- **Work to complete**
Copy out the listing exactly.

- **Material shown**
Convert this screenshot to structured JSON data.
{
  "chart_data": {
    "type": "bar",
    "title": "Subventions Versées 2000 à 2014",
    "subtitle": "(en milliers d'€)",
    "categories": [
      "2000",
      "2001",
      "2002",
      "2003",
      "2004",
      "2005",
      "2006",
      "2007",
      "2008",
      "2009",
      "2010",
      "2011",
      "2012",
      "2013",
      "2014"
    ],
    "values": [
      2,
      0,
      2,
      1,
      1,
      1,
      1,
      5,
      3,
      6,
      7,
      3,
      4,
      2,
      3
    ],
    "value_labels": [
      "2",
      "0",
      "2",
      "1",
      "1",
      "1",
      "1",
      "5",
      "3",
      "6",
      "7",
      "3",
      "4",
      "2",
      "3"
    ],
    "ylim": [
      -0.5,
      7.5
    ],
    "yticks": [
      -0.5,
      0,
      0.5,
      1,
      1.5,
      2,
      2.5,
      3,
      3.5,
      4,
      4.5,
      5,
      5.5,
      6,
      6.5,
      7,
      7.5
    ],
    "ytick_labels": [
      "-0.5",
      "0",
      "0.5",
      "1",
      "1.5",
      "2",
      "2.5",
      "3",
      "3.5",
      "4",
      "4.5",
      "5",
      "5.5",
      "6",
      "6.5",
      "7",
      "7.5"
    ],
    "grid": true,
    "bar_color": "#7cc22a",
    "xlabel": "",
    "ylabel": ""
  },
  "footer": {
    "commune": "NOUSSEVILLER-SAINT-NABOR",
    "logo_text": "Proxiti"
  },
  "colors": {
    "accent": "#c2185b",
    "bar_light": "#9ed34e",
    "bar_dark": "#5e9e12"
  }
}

- **Written solution**
Convert this screenshot to structured JSON data.
{
  "chart_data": {
    "type": "bar",
    "title": "Subventions Versées 2000 à 2014",
    "subtitle": "(en milliers d'€)",
    "categories": [
      "2000",
      "2001",
      "2002",
      "2003",
      "2004",
      "2005",
      "2006",
      "2007",
      "2008",
      "2009",
      "2010",
      "2011",
      "2012",
      "2013",
      "2014"
    ],
    "values": [
      2,
      0,
      2,
      1,
      1,
      1,
      1,
      5,
      3,
      6,
      7,
      3,
      4,
      2,
      3
    ],
    "value_labels": [
      "2",
      "0",
      "2",
      "1",
      "1",
      "1",
      "1",
      "5",
      "3",
      "6",
      "7",
      "3",
      "4",
      "2",
      "3"
    ],
    "ylim": [
      -0.5,
      7.5
    ],
    "yticks": [
      -0.5,
      0,
      0.5,
      1,
      1.5,
      2,
      2.5,
      3,
      3.5,
      4,
      4.5,
      5,
      5.5,
      6,
      6.5,
      7,
      7.5
    ],
    "ytick_labels": [
      "-0.5",
      "0",
      "0.5",
      "1",
      "1.5",
      "2",
      "2.5",
      "3",
      "3.5",
      "4",
      "4.5",
      "5",
      "5.5",
      "6",
      "6.5",
      "7",
      "7.5"
    ],
    "grid": true,
    "bar_color": "#7cc22a",
    "xlabel": "",
    "ylabel": ""
  },
  "footer": {
    "commune": "NOUSSEVILLER-SAINT-NABOR",
    "logo_text": "Proxiti"
  },
  "colors": {
    "accent": "#c2185b",
    "bar_light": "#9ed34e",
    "bar_dark": "#5e9e12"
  }
}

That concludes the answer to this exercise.